» **What is being asked**
Quote all of the data exactly as given. Skip every picture it contains.

%%

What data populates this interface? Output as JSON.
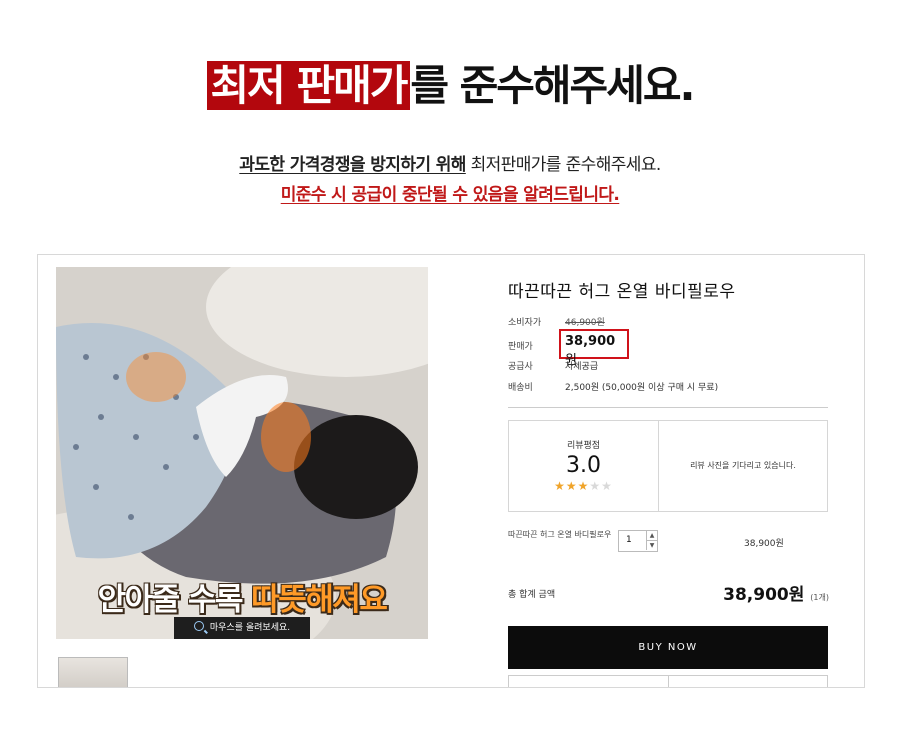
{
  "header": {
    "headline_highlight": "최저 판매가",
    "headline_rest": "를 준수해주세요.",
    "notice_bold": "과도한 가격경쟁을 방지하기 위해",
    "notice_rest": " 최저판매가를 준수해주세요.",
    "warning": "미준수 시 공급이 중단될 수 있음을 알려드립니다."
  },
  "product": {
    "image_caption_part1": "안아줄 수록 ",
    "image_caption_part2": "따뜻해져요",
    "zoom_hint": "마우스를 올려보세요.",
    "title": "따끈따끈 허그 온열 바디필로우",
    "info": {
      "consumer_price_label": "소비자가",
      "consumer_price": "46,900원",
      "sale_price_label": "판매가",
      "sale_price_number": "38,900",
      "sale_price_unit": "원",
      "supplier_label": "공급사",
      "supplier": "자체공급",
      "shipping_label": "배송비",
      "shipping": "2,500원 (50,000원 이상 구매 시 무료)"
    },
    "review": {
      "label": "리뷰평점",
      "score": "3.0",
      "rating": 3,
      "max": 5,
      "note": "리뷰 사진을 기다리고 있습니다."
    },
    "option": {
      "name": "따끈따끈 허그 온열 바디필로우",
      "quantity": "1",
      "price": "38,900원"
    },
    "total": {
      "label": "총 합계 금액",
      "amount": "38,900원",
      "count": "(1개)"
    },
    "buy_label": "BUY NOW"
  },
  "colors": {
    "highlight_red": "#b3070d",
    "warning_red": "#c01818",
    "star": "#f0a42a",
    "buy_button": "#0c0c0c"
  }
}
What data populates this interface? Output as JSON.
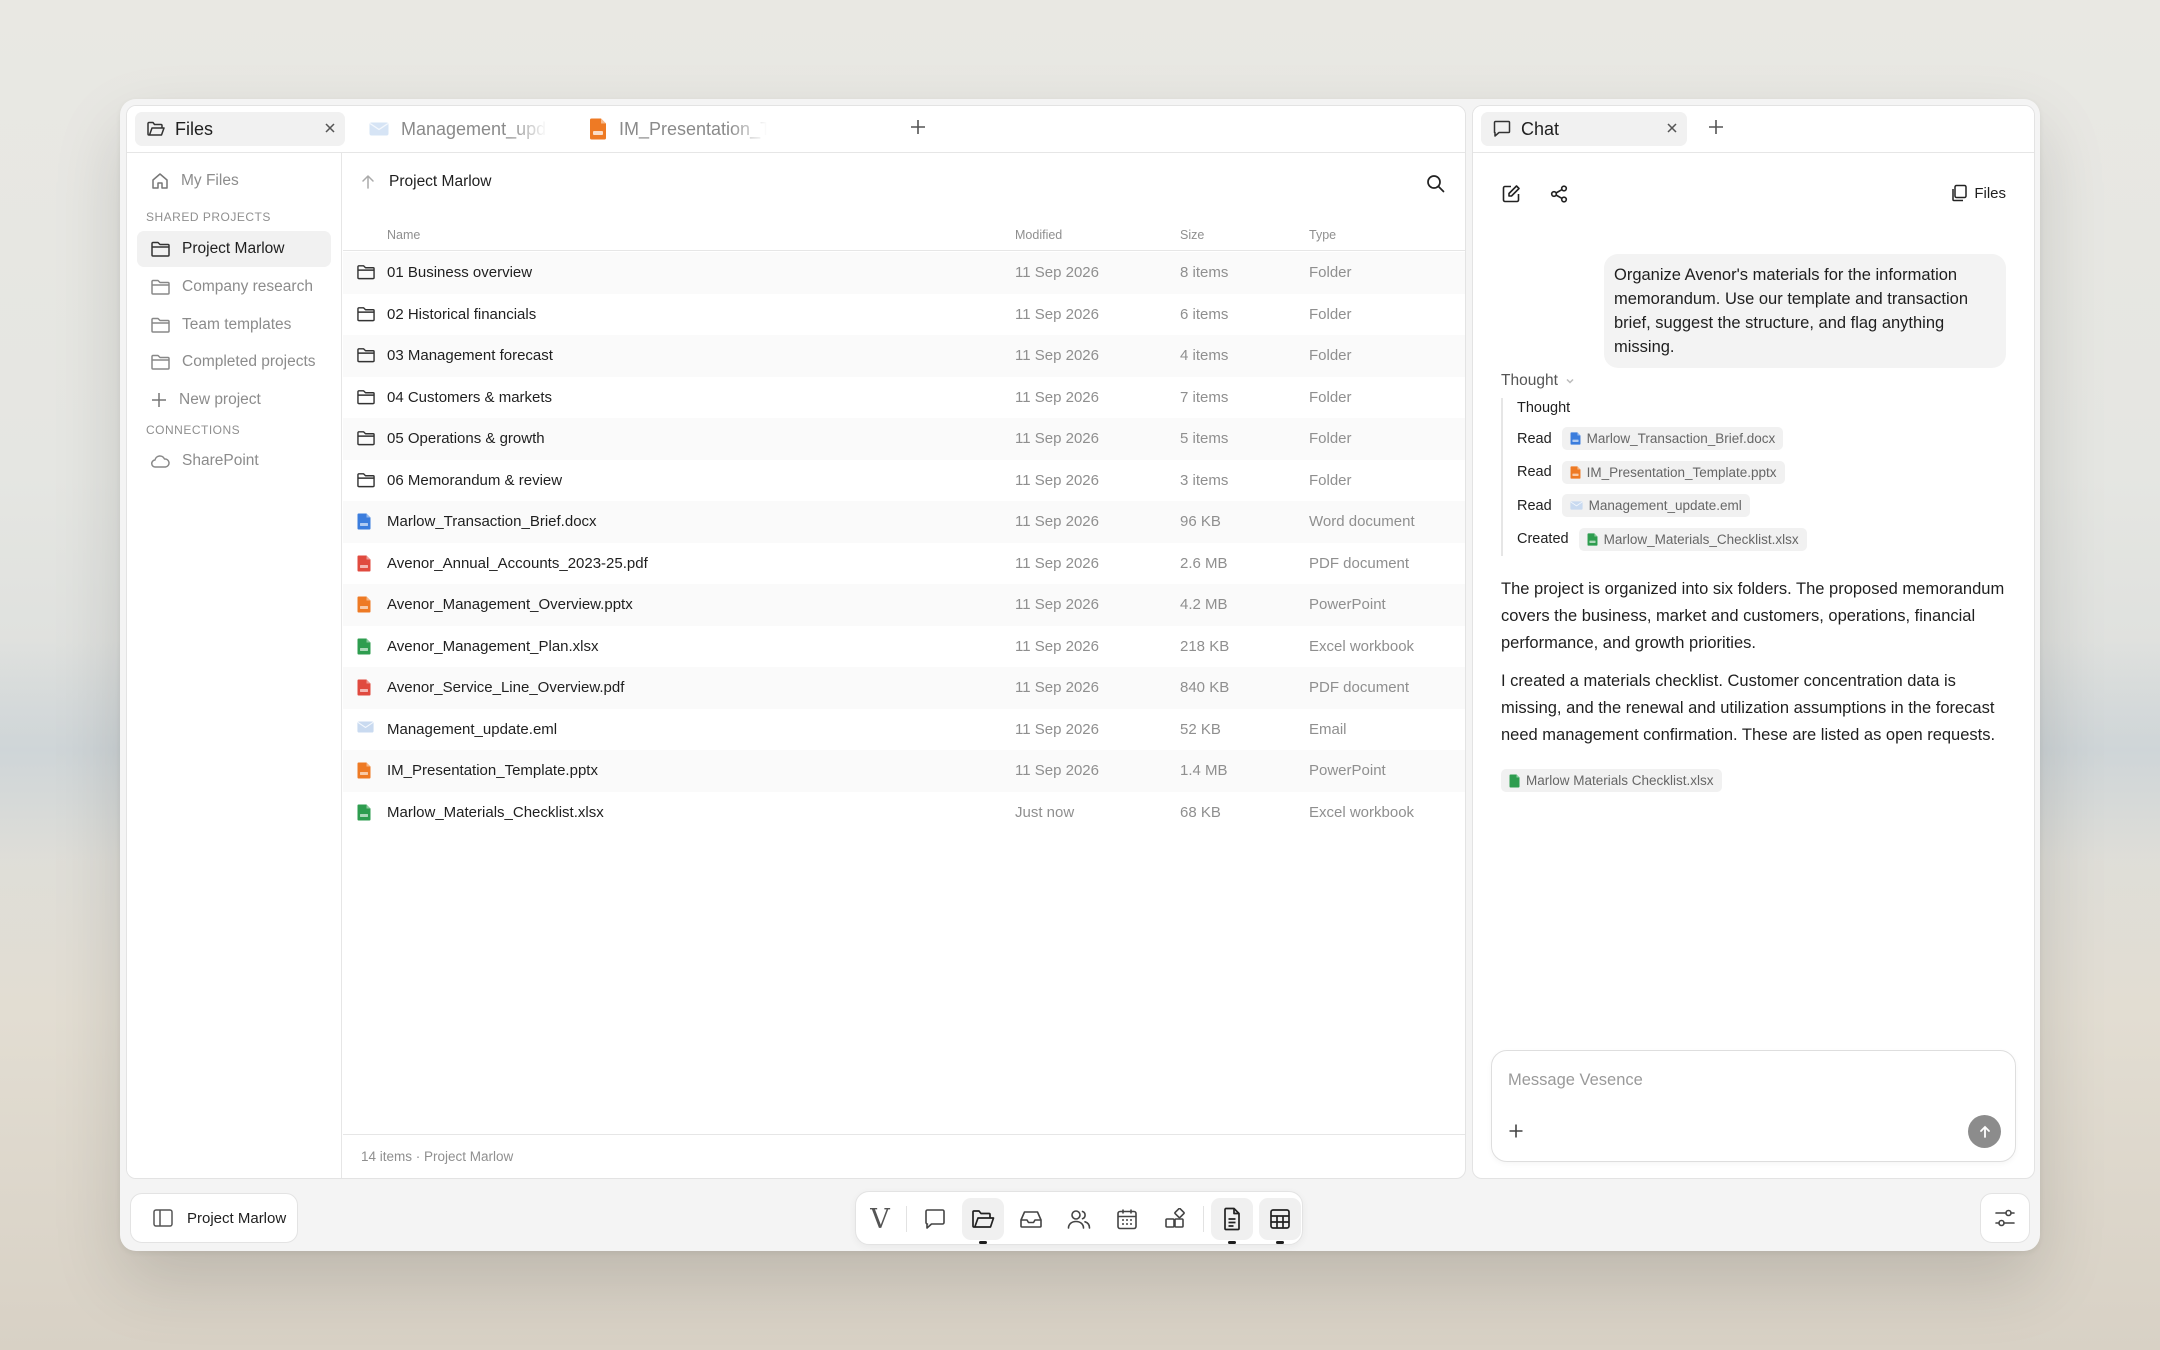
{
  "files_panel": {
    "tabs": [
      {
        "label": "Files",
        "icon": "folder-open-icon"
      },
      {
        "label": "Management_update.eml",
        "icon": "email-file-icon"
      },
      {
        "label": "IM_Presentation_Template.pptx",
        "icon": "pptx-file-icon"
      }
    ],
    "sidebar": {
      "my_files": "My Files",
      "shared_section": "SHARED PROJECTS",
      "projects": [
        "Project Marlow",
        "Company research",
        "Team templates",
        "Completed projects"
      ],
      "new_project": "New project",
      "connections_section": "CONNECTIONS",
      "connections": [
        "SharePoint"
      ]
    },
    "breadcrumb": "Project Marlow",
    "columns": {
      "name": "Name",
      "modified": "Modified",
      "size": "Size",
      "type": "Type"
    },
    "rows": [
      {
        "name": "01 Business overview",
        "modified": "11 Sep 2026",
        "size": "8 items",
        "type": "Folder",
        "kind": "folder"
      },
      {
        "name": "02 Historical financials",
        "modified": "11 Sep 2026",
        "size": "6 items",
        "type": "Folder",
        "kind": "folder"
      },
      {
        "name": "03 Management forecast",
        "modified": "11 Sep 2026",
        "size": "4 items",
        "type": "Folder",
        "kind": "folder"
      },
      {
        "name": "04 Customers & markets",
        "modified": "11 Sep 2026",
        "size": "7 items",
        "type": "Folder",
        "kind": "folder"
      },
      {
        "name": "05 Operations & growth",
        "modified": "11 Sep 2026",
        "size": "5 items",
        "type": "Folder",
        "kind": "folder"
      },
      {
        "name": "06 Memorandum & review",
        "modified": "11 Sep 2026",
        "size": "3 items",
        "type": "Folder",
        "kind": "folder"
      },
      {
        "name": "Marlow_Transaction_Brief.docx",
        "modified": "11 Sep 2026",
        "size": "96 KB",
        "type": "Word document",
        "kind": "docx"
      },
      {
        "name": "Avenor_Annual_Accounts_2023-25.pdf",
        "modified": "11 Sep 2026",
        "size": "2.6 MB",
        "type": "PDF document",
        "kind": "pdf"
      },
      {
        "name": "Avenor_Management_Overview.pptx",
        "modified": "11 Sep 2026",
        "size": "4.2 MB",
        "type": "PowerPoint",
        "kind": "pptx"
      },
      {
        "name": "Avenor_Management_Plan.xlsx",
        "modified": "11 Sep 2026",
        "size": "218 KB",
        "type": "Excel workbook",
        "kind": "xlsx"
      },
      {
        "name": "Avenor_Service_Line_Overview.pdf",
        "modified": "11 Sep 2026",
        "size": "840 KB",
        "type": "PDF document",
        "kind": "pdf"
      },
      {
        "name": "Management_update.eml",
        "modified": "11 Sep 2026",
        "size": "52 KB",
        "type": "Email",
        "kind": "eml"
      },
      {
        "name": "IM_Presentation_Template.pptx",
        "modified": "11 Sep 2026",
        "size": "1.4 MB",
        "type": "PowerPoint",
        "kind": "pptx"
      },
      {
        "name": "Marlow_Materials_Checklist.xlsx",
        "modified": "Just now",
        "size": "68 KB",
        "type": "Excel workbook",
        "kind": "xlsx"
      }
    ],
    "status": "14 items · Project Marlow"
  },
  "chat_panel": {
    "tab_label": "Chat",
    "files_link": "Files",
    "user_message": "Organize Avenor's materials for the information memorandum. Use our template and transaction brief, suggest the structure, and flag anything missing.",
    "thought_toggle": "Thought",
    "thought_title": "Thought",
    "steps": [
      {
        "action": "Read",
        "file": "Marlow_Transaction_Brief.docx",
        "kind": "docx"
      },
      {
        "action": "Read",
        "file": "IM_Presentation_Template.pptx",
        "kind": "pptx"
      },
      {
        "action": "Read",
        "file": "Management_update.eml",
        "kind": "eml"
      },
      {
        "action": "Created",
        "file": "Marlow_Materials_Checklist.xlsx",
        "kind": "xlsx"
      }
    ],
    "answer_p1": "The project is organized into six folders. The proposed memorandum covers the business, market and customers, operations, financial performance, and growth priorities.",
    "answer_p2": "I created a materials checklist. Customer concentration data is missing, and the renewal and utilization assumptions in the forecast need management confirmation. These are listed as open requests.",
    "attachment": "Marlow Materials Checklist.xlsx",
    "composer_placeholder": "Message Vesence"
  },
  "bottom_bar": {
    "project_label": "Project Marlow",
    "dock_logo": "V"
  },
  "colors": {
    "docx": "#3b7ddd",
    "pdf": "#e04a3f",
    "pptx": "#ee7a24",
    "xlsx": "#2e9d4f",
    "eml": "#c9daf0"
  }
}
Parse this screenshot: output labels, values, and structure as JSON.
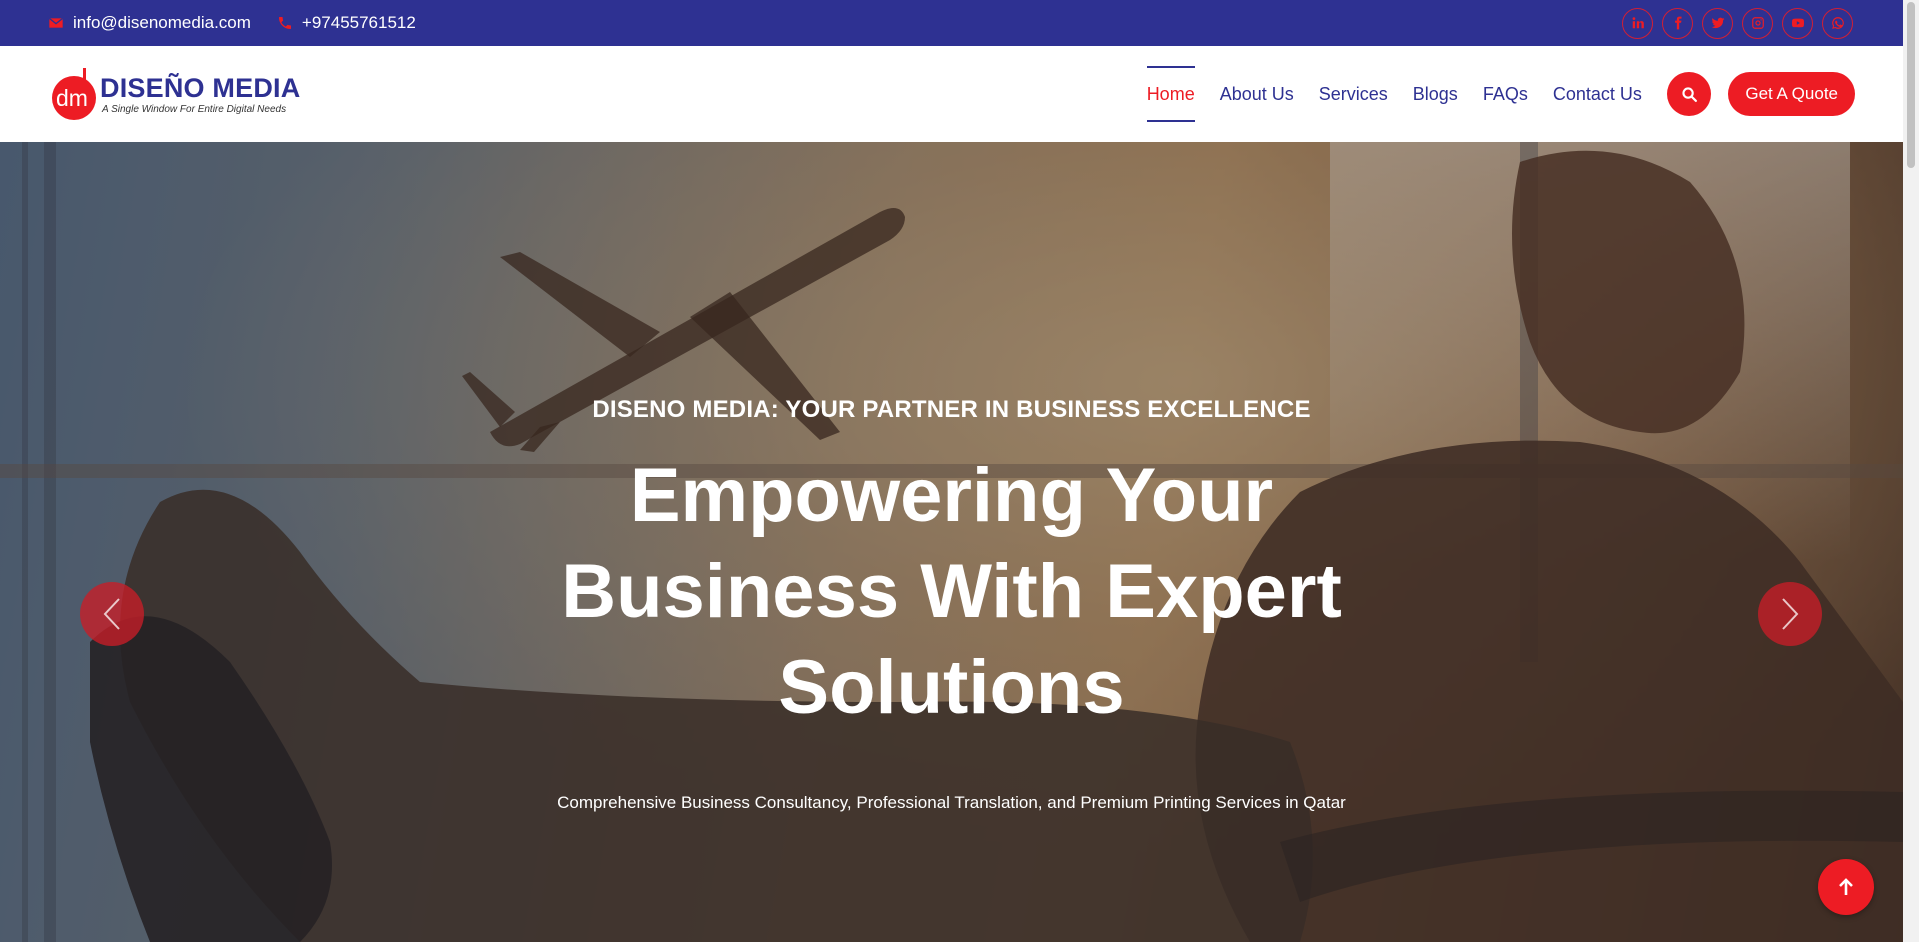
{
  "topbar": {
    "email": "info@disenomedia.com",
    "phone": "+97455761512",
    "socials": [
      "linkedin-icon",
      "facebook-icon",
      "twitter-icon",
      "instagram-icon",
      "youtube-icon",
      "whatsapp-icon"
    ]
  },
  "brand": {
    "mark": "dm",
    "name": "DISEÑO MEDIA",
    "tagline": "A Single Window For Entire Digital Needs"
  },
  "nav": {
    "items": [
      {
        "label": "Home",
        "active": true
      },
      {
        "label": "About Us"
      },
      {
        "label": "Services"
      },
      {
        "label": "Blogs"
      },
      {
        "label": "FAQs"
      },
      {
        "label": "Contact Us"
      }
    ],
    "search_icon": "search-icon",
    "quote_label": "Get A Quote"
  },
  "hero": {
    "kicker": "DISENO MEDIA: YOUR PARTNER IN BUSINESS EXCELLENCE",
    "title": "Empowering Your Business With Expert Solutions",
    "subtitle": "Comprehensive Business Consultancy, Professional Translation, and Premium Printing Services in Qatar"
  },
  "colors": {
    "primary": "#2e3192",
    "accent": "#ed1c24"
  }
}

%%

» **Result of this exercise**
What data populates this interface? Output as JSON.
{
  "header": {
    "headline_highlight": "최저 판매가",
    "headline_rest": "를 준수해주세요.",
    "notice_bold": "과도한 가격경쟁을 방지하기 위해",
    "notice_rest": " 최저판매가를 준수해주세요.",
    "warning": "미준수 시 공급이 중단될 수 있음을 알려드립니다."
  },
  "product": {
    "image_caption_part1": "안아줄 수록 ",
    "image_caption_part2": "따뜻해져요",
    "zoom_hint": "마우스를 올려보세요.",
    "title": "따끈따끈 허그 온열 바디필로우",
    "info": {
      "consumer_price_label": "소비자가",
      "consumer_price": "46,900원",
      "sale_price_label": "판매가",
      "sale_price_number": "38,900",
      "sale_price_unit": "원",
      "supplier_label": "공급사",
      "supplier": "자체공급",
      "shipping_label": "배송비",
      "shipping": "2,500원 (50,000원 이상 구매 시 무료)"
    },
    "review": {
      "label": "리뷰평점",
      "score": "3.0",
      "rating": 3,
      "max": 5,
      "note": "리뷰 사진을 기다리고 있습니다."
    },
    "option": {
      "name": "따끈따끈 허그 온열 바디필로우",
      "quantity": "1",
      "price": "38,900원"
    },
    "total": {
      "label": "총 합계 금액",
      "amount": "38,900원",
      "count": "(1개)"
    },
    "buy_label": "BUY NOW"
  },
  "colors": {
    "highlight_red": "#b3070d",
    "warning_red": "#c01818",
    "star": "#f0a42a",
    "buy_button": "#0c0c0c"
  }
}
What data populates this interface? Output as JSON.
{
  "files_panel": {
    "tabs": [
      {
        "label": "Files",
        "icon": "folder-open-icon"
      },
      {
        "label": "Management_update.eml",
        "icon": "email-file-icon"
      },
      {
        "label": "IM_Presentation_Template.pptx",
        "icon": "pptx-file-icon"
      }
    ],
    "sidebar": {
      "my_files": "My Files",
      "shared_section": "SHARED PROJECTS",
      "projects": [
        "Project Marlow",
        "Company research",
        "Team templates",
        "Completed projects"
      ],
      "new_project": "New project",
      "connections_section": "CONNECTIONS",
      "connections": [
        "SharePoint"
      ]
    },
    "breadcrumb": "Project Marlow",
    "columns": {
      "name": "Name",
      "modified": "Modified",
      "size": "Size",
      "type": "Type"
    },
    "rows": [
      {
        "name": "01 Business overview",
        "modified": "11 Sep 2026",
        "size": "8 items",
        "type": "Folder",
        "kind": "folder"
      },
      {
        "name": "02 Historical financials",
        "modified": "11 Sep 2026",
        "size": "6 items",
        "type": "Folder",
        "kind": "folder"
      },
      {
        "name": "03 Management forecast",
        "modified": "11 Sep 2026",
        "size": "4 items",
        "type": "Folder",
        "kind": "folder"
      },
      {
        "name": "04 Customers & markets",
        "modified": "11 Sep 2026",
        "size": "7 items",
        "type": "Folder",
        "kind": "folder"
      },
      {
        "name": "05 Operations & growth",
        "modified": "11 Sep 2026",
        "size": "5 items",
        "type": "Folder",
        "kind": "folder"
      },
      {
        "name": "06 Memorandum & review",
        "modified": "11 Sep 2026",
        "size": "3 items",
        "type": "Folder",
        "kind": "folder"
      },
      {
        "name": "Marlow_Transaction_Brief.docx",
        "modified": "11 Sep 2026",
        "size": "96 KB",
        "type": "Word document",
        "kind": "docx"
      },
      {
        "name": "Avenor_Annual_Accounts_2023-25.pdf",
        "modified": "11 Sep 2026",
        "size": "2.6 MB",
        "type": "PDF document",
        "kind": "pdf"
      },
      {
        "name": "Avenor_Management_Overview.pptx",
        "modified": "11 Sep 2026",
        "size": "4.2 MB",
        "type": "PowerPoint",
        "kind": "pptx"
      },
      {
        "name": "Avenor_Management_Plan.xlsx",
        "modified": "11 Sep 2026",
        "size": "218 KB",
        "type": "Excel workbook",
        "kind": "xlsx"
      },
      {
        "name": "Avenor_Service_Line_Overview.pdf",
        "modified": "11 Sep 2026",
        "size": "840 KB",
        "type": "PDF document",
        "kind": "pdf"
      },
      {
        "name": "Management_update.eml",
        "modified": "11 Sep 2026",
        "size": "52 KB",
        "type": "Email",
        "kind": "eml"
      },
      {
        "name": "IM_Presentation_Template.pptx",
        "modified": "11 Sep 2026",
        "size": "1.4 MB",
        "type": "PowerPoint",
        "kind": "pptx"
      },
      {
        "name": "Marlow_Materials_Checklist.xlsx",
        "modified": "Just now",
        "size": "68 KB",
        "type": "Excel workbook",
        "kind": "xlsx"
      }
    ],
    "status": "14 items · Project Marlow"
  },
  "chat_panel": {
    "tab_label": "Chat",
    "files_link": "Files",
    "user_message": "Organize Avenor's materials for the information memorandum. Use our template and transaction brief, suggest the structure, and flag anything missing.",
    "thought_toggle": "Thought",
    "thought_title": "Thought",
    "steps": [
      {
        "action": "Read",
        "file": "Marlow_Transaction_Brief.docx",
        "kind": "docx"
      },
      {
        "action": "Read",
        "file": "IM_Presentation_Template.pptx",
        "kind": "pptx"
      },
      {
        "action": "Read",
        "file": "Management_update.eml",
        "kind": "eml"
      },
      {
        "action": "Created",
        "file": "Marlow_Materials_Checklist.xlsx",
        "kind": "xlsx"
      }
    ],
    "answer_p1": "The project is organized into six folders. The proposed memorandum covers the business, market and customers, operations, financial performance, and growth priorities.",
    "answer_p2": "I created a materials checklist. Customer concentration data is missing, and the renewal and utilization assumptions in the forecast need management confirmation. These are listed as open requests.",
    "attachment": "Marlow Materials Checklist.xlsx",
    "composer_placeholder": "Message Vesence"
  },
  "bottom_bar": {
    "project_label": "Project Marlow",
    "dock_logo": "V"
  },
  "colors": {
    "docx": "#3b7ddd",
    "pdf": "#e04a3f",
    "pptx": "#ee7a24",
    "xlsx": "#2e9d4f",
    "eml": "#c9daf0"
  }
}
Parse this screenshot: output labels, values, and structure as JSON.
{
  "topbar": {
    "email": "info@disenomedia.com",
    "phone": "+97455761512",
    "socials": [
      "linkedin-icon",
      "facebook-icon",
      "twitter-icon",
      "instagram-icon",
      "youtube-icon",
      "whatsapp-icon"
    ]
  },
  "brand": {
    "mark": "dm",
    "name": "DISEÑO MEDIA",
    "tagline": "A Single Window For Entire Digital Needs"
  },
  "nav": {
    "items": [
      {
        "label": "Home",
        "active": true
      },
      {
        "label": "About Us"
      },
      {
        "label": "Services"
      },
      {
        "label": "Blogs"
      },
      {
        "label": "FAQs"
      },
      {
        "label": "Contact Us"
      }
    ],
    "search_icon": "search-icon",
    "quote_label": "Get A Quote"
  },
  "hero": {
    "kicker": "DISENO MEDIA: YOUR PARTNER IN BUSINESS EXCELLENCE",
    "title": "Empowering Your Business With Expert Solutions",
    "subtitle": "Comprehensive Business Consultancy, Professional Translation, and Premium Printing Services in Qatar"
  },
  "colors": {
    "primary": "#2e3192",
    "accent": "#ed1c24"
  }
}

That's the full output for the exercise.